**THE EXERCISE:** Keep every line where the word "histogram" appears; drop the rest.

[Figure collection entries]
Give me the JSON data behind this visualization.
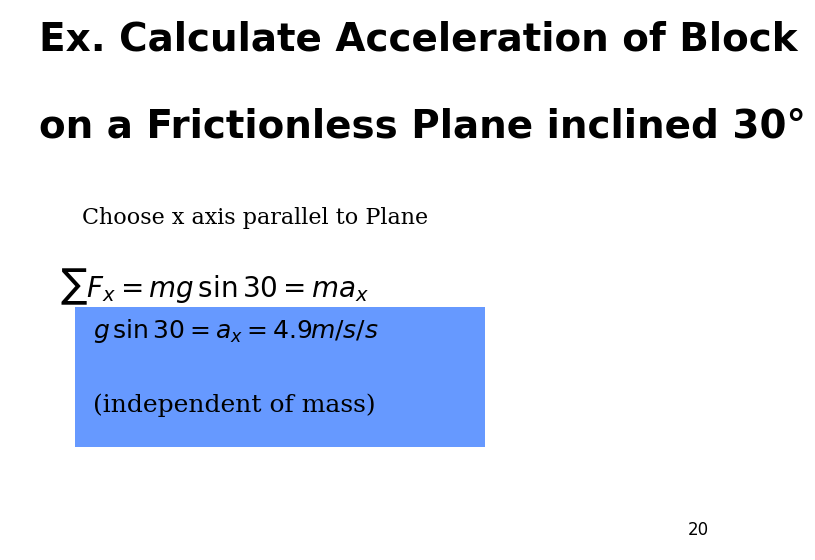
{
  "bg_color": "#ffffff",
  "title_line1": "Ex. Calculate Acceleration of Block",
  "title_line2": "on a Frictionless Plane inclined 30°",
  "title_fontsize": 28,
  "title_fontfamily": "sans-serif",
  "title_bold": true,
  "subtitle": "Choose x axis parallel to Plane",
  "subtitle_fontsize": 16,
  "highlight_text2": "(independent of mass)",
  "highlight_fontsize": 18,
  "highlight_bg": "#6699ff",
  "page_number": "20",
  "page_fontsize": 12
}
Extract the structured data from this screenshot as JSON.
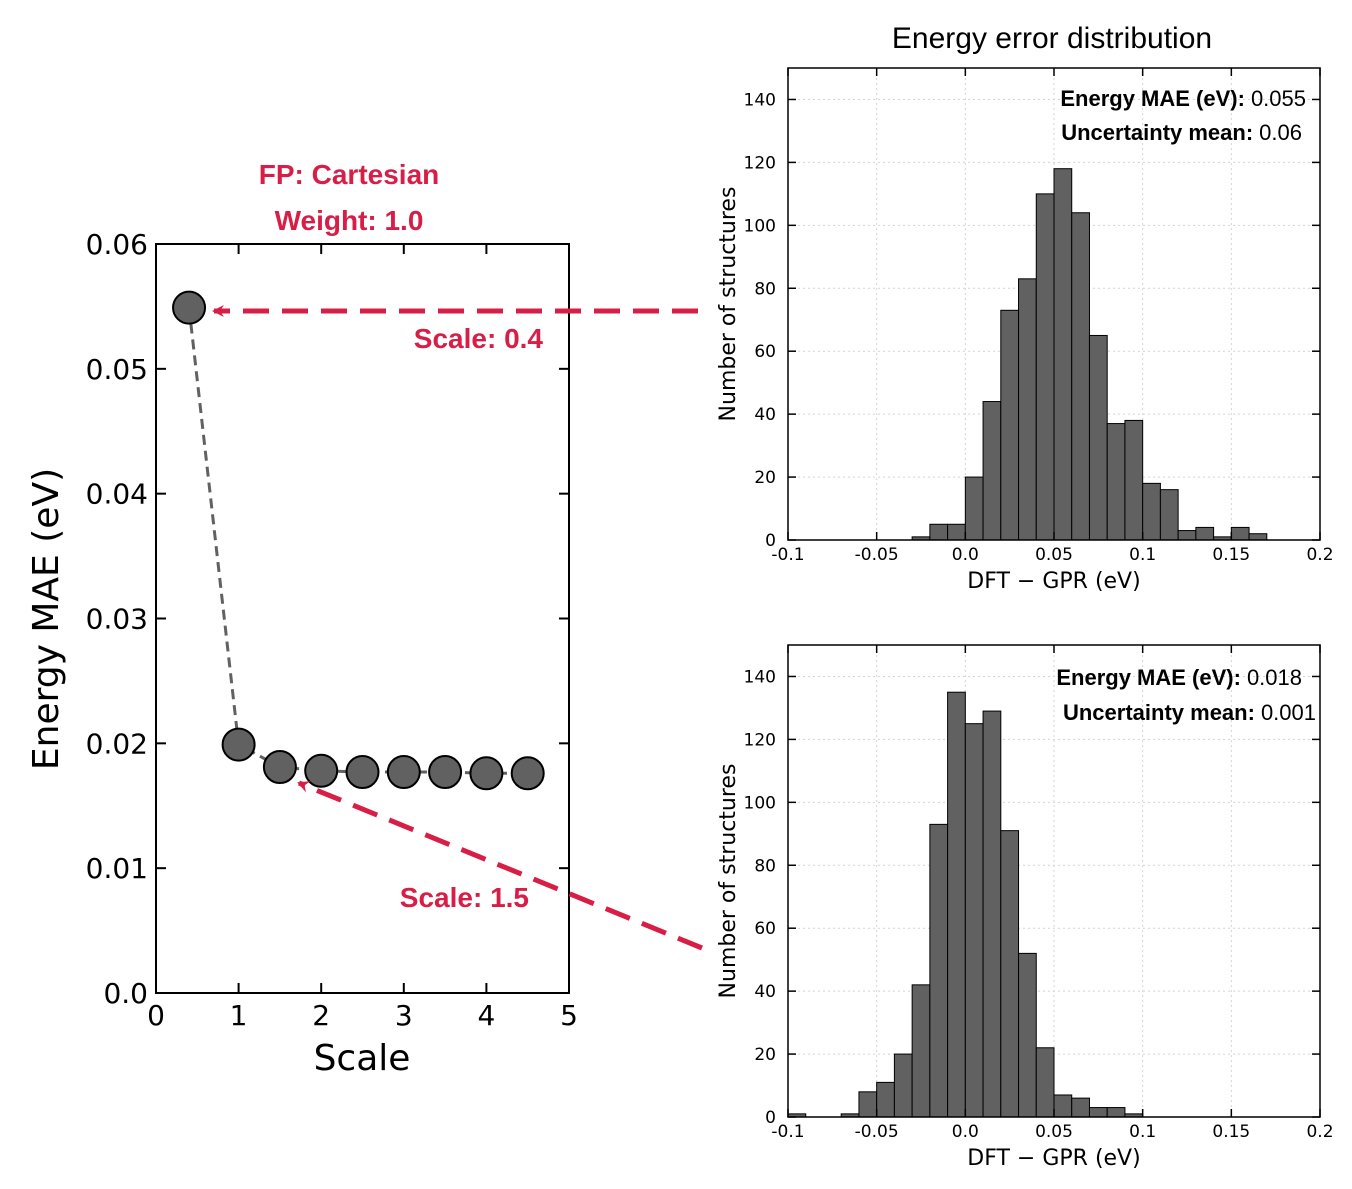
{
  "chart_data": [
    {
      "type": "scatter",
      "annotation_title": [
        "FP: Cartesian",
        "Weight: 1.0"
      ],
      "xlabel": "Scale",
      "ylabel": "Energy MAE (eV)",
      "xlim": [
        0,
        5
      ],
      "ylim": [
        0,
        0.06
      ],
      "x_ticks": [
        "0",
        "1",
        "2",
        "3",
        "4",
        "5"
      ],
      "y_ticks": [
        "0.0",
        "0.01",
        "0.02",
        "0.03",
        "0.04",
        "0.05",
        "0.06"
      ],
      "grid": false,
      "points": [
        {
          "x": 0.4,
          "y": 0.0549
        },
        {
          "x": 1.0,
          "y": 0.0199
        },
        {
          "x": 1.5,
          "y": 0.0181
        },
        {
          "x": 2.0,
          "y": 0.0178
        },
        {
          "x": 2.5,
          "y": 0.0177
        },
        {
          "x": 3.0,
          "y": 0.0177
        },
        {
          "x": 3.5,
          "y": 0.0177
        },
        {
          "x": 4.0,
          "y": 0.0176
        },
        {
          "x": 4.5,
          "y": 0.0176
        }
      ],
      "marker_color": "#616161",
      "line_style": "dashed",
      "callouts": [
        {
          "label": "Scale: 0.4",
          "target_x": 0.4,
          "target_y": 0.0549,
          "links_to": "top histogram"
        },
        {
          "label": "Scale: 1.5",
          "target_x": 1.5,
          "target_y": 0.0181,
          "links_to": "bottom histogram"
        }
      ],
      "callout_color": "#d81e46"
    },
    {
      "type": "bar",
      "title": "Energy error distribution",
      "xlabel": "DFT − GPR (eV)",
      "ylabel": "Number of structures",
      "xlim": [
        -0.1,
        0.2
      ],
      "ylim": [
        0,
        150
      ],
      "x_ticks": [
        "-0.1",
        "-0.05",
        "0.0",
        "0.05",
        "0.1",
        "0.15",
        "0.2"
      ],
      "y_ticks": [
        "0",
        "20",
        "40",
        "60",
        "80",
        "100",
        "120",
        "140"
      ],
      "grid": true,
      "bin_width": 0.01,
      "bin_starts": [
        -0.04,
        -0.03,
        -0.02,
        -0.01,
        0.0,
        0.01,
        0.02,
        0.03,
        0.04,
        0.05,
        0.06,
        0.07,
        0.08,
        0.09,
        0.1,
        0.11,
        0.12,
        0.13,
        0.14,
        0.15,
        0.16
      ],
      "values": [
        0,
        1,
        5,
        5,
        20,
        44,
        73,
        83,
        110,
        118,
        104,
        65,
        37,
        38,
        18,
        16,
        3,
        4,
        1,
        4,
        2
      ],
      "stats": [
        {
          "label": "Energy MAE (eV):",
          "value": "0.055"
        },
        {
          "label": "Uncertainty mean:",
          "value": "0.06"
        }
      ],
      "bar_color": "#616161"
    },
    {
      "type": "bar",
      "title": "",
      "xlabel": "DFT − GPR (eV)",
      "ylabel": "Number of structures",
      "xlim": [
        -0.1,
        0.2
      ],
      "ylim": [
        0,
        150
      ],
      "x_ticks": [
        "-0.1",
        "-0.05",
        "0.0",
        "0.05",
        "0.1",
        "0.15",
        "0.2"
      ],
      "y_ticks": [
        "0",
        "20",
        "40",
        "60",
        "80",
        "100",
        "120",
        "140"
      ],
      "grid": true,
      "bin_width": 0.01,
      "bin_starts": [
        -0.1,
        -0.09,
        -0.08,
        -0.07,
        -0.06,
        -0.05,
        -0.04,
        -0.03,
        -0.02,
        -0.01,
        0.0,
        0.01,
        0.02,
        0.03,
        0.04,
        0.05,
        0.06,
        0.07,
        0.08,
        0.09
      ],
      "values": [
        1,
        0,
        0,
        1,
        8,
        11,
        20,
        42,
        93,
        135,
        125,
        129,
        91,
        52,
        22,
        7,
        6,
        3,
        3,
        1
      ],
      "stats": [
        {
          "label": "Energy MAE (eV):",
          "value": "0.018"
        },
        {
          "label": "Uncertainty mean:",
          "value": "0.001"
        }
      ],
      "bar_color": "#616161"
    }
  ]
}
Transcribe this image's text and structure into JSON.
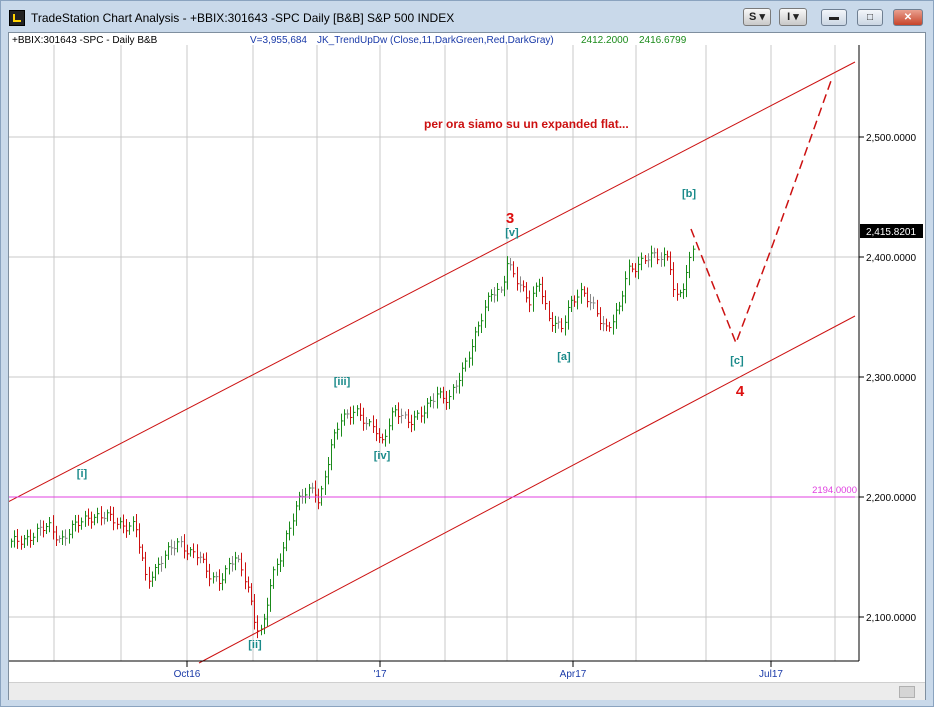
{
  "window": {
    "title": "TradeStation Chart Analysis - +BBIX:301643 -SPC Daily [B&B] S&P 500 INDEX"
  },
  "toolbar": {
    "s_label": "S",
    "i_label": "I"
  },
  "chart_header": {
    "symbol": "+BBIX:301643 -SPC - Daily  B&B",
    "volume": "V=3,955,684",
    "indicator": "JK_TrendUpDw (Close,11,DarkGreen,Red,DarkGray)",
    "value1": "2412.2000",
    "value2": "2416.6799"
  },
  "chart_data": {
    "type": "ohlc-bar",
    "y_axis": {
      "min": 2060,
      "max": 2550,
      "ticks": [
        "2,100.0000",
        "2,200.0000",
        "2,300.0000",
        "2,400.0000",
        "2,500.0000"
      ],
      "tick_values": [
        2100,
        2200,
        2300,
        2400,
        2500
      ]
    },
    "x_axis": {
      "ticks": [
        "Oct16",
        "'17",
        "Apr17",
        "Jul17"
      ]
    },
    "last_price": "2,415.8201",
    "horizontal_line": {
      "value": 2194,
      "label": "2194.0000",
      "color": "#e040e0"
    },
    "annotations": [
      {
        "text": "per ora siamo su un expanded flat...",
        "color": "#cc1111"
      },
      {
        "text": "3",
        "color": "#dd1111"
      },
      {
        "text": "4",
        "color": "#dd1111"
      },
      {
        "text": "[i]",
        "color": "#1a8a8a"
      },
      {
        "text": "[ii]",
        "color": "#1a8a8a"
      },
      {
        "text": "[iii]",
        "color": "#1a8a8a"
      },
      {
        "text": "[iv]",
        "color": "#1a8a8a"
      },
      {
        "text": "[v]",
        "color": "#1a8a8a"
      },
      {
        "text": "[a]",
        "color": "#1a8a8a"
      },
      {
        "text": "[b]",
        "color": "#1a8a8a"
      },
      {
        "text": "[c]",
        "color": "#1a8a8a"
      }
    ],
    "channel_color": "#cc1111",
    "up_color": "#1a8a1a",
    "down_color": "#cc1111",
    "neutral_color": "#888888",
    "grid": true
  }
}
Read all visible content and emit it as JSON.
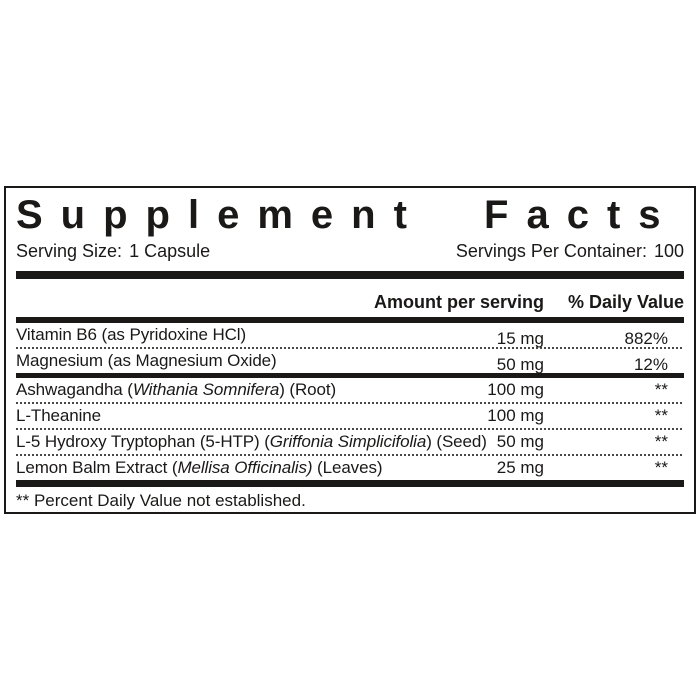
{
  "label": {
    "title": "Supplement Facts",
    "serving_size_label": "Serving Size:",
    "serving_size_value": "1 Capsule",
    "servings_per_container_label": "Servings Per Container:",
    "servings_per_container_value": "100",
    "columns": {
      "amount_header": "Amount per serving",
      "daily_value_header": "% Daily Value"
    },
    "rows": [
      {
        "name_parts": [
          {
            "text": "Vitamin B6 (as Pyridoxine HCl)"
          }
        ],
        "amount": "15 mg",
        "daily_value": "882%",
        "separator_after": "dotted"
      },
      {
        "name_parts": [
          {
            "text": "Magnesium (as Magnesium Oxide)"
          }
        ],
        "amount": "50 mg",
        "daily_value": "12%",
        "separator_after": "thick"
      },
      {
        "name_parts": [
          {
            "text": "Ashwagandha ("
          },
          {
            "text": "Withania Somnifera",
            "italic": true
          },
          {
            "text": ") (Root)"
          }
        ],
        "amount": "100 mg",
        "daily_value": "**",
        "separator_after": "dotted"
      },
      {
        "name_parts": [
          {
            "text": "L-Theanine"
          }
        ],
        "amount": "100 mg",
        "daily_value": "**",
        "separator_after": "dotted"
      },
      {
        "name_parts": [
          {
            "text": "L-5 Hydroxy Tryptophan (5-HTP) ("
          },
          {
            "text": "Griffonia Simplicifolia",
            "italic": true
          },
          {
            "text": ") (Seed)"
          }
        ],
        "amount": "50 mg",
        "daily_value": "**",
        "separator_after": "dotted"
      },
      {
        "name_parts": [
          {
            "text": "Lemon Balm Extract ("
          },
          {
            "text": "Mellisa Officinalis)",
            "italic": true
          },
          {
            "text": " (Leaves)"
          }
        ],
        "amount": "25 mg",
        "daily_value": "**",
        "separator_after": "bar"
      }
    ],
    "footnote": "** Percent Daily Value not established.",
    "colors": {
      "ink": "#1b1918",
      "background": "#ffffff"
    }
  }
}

**ANSWER TO THE TASK:**
          "links_to": "top histogram"
          "links_to": "bottom histogram"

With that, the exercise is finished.